START

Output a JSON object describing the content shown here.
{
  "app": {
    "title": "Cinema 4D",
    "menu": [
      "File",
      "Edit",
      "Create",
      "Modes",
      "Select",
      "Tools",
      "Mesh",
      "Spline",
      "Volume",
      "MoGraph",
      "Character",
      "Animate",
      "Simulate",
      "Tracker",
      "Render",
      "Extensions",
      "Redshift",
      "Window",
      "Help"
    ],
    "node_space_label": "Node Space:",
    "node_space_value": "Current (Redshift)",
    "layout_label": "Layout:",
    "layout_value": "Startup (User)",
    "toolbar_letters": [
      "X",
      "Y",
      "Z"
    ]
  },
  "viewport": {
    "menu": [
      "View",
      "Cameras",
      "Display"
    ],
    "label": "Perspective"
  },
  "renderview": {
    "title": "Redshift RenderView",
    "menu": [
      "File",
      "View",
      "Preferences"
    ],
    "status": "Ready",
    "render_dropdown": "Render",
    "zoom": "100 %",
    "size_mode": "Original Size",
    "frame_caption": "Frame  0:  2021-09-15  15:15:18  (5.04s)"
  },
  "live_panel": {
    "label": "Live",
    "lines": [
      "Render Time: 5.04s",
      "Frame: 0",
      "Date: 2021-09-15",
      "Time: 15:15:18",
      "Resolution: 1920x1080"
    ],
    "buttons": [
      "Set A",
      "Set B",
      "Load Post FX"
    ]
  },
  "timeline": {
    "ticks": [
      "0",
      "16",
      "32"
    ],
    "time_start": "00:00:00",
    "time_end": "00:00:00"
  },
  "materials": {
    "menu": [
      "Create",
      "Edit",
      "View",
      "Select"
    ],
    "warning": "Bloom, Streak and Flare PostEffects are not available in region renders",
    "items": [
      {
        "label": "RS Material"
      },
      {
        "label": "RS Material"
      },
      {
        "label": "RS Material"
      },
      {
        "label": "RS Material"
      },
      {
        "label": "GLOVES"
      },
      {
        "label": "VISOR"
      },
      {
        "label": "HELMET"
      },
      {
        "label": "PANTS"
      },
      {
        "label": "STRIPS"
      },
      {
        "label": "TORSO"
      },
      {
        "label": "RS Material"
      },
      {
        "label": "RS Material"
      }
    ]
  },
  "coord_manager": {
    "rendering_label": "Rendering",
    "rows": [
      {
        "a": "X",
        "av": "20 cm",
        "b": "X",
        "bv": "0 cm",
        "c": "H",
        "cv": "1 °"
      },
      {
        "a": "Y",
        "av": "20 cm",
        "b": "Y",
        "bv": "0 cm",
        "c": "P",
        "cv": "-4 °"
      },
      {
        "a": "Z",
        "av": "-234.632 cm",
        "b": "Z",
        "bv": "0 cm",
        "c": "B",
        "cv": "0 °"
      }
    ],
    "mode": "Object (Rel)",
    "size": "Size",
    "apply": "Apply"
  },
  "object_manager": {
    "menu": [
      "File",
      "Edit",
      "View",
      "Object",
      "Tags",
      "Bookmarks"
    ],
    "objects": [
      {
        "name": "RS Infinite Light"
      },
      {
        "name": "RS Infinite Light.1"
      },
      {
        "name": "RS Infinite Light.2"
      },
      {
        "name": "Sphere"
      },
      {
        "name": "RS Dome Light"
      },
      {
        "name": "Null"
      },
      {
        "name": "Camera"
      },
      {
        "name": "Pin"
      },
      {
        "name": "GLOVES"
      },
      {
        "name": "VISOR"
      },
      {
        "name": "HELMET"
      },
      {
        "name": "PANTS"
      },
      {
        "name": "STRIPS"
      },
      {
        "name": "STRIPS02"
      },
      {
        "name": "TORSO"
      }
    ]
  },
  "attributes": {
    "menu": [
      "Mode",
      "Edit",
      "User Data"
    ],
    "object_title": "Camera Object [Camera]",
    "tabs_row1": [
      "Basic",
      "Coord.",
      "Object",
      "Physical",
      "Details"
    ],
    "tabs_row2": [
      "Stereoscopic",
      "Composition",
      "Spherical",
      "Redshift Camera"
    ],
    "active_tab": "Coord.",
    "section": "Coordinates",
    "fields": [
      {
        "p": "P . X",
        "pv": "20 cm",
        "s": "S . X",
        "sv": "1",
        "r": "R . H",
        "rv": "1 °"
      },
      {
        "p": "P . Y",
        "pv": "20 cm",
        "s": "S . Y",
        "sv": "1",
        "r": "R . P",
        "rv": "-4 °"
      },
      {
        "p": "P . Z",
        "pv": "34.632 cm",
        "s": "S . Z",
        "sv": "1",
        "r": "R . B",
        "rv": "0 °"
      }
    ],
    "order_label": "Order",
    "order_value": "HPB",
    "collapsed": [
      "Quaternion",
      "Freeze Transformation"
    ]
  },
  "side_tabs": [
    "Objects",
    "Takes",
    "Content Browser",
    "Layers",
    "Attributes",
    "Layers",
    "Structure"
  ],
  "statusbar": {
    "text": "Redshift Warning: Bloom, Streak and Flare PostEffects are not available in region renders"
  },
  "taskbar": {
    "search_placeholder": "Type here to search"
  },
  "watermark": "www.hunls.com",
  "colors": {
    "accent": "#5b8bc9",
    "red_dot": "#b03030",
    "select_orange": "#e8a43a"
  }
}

END

▸ STATED EXERCISE
Every record shown above should be written out again exactly.

▸ TASK SOLUTION
Output a JSON object describing the content shown here.
{
  "app": {
    "title": "Cinema 4D",
    "menu": [
      "File",
      "Edit",
      "Create",
      "Modes",
      "Select",
      "Tools",
      "Mesh",
      "Spline",
      "Volume",
      "MoGraph",
      "Character",
      "Animate",
      "Simulate",
      "Tracker",
      "Render",
      "Extensions",
      "Redshift",
      "Window",
      "Help"
    ],
    "node_space_label": "Node Space:",
    "node_space_value": "Current (Redshift)",
    "layout_label": "Layout:",
    "layout_value": "Startup (User)",
    "toolbar_letters": [
      "X",
      "Y",
      "Z"
    ]
  },
  "viewport": {
    "menu": [
      "View",
      "Cameras",
      "Display"
    ],
    "label": "Perspective"
  },
  "renderview": {
    "title": "Redshift RenderView",
    "menu": [
      "File",
      "View",
      "Preferences"
    ],
    "status": "Ready",
    "render_dropdown": "Render",
    "zoom": "100 %",
    "size_mode": "Original Size",
    "frame_caption": "Frame  0:  2021-09-15  15:15:18  (5.04s)"
  },
  "live_panel": {
    "label": "Live",
    "lines": [
      "Render Time: 5.04s",
      "Frame: 0",
      "Date: 2021-09-15",
      "Time: 15:15:18",
      "Resolution: 1920x1080"
    ],
    "buttons": [
      "Set A",
      "Set B",
      "Load Post FX"
    ]
  },
  "timeline": {
    "ticks": [
      "0",
      "16",
      "32"
    ],
    "time_start": "00:00:00",
    "time_end": "00:00:00"
  },
  "materials": {
    "menu": [
      "Create",
      "Edit",
      "View",
      "Select"
    ],
    "warning": "Bloom, Streak and Flare PostEffects are not available in region renders",
    "items": [
      {
        "label": "RS Material"
      },
      {
        "label": "RS Material"
      },
      {
        "label": "RS Material"
      },
      {
        "label": "RS Material"
      },
      {
        "label": "GLOVES"
      },
      {
        "label": "VISOR"
      },
      {
        "label": "HELMET"
      },
      {
        "label": "PANTS"
      },
      {
        "label": "STRIPS"
      },
      {
        "label": "TORSO"
      },
      {
        "label": "RS Material"
      },
      {
        "label": "RS Material"
      }
    ]
  },
  "coord_manager": {
    "rendering_label": "Rendering",
    "rows": [
      {
        "a": "X",
        "av": "20 cm",
        "b": "X",
        "bv": "0 cm",
        "c": "H",
        "cv": "1 °"
      },
      {
        "a": "Y",
        "av": "20 cm",
        "b": "Y",
        "bv": "0 cm",
        "c": "P",
        "cv": "-4 °"
      },
      {
        "a": "Z",
        "av": "-234.632 cm",
        "b": "Z",
        "bv": "0 cm",
        "c": "B",
        "cv": "0 °"
      }
    ],
    "mode": "Object (Rel)",
    "size": "Size",
    "apply": "Apply"
  },
  "object_manager": {
    "menu": [
      "File",
      "Edit",
      "View",
      "Object",
      "Tags",
      "Bookmarks"
    ],
    "objects": [
      {
        "name": "RS Infinite Light"
      },
      {
        "name": "RS Infinite Light.1"
      },
      {
        "name": "RS Infinite Light.2"
      },
      {
        "name": "Sphere"
      },
      {
        "name": "RS Dome Light"
      },
      {
        "name": "Null"
      },
      {
        "name": "Camera"
      },
      {
        "name": "Pin"
      },
      {
        "name": "GLOVES"
      },
      {
        "name": "VISOR"
      },
      {
        "name": "HELMET"
      },
      {
        "name": "PANTS"
      },
      {
        "name": "STRIPS"
      },
      {
        "name": "STRIPS02"
      },
      {
        "name": "TORSO"
      }
    ]
  },
  "attributes": {
    "menu": [
      "Mode",
      "Edit",
      "User Data"
    ],
    "object_title": "Camera Object [Camera]",
    "tabs_row1": [
      "Basic",
      "Coord.",
      "Object",
      "Physical",
      "Details"
    ],
    "tabs_row2": [
      "Stereoscopic",
      "Composition",
      "Spherical",
      "Redshift Camera"
    ],
    "active_tab": "Coord.",
    "section": "Coordinates",
    "fields": [
      {
        "p": "P . X",
        "pv": "20 cm",
        "s": "S . X",
        "sv": "1",
        "r": "R . H",
        "rv": "1 °"
      },
      {
        "p": "P . Y",
        "pv": "20 cm",
        "s": "S . Y",
        "sv": "1",
        "r": "R . P",
        "rv": "-4 °"
      },
      {
        "p": "P . Z",
        "pv": "34.632 cm",
        "s": "S . Z",
        "sv": "1",
        "r": "R . B",
        "rv": "0 °"
      }
    ],
    "order_label": "Order",
    "order_value": "HPB",
    "collapsed": [
      "Quaternion",
      "Freeze Transformation"
    ]
  },
  "side_tabs": [
    "Objects",
    "Takes",
    "Content Browser",
    "Layers",
    "Attributes",
    "Layers",
    "Structure"
  ],
  "statusbar": {
    "text": "Redshift Warning: Bloom, Streak and Flare PostEffects are not available in region renders"
  },
  "taskbar": {
    "search_placeholder": "Type here to search"
  },
  "watermark": "www.hunls.com",
  "colors": {
    "accent": "#5b8bc9",
    "red_dot": "#b03030",
    "select_orange": "#e8a43a"
  }
}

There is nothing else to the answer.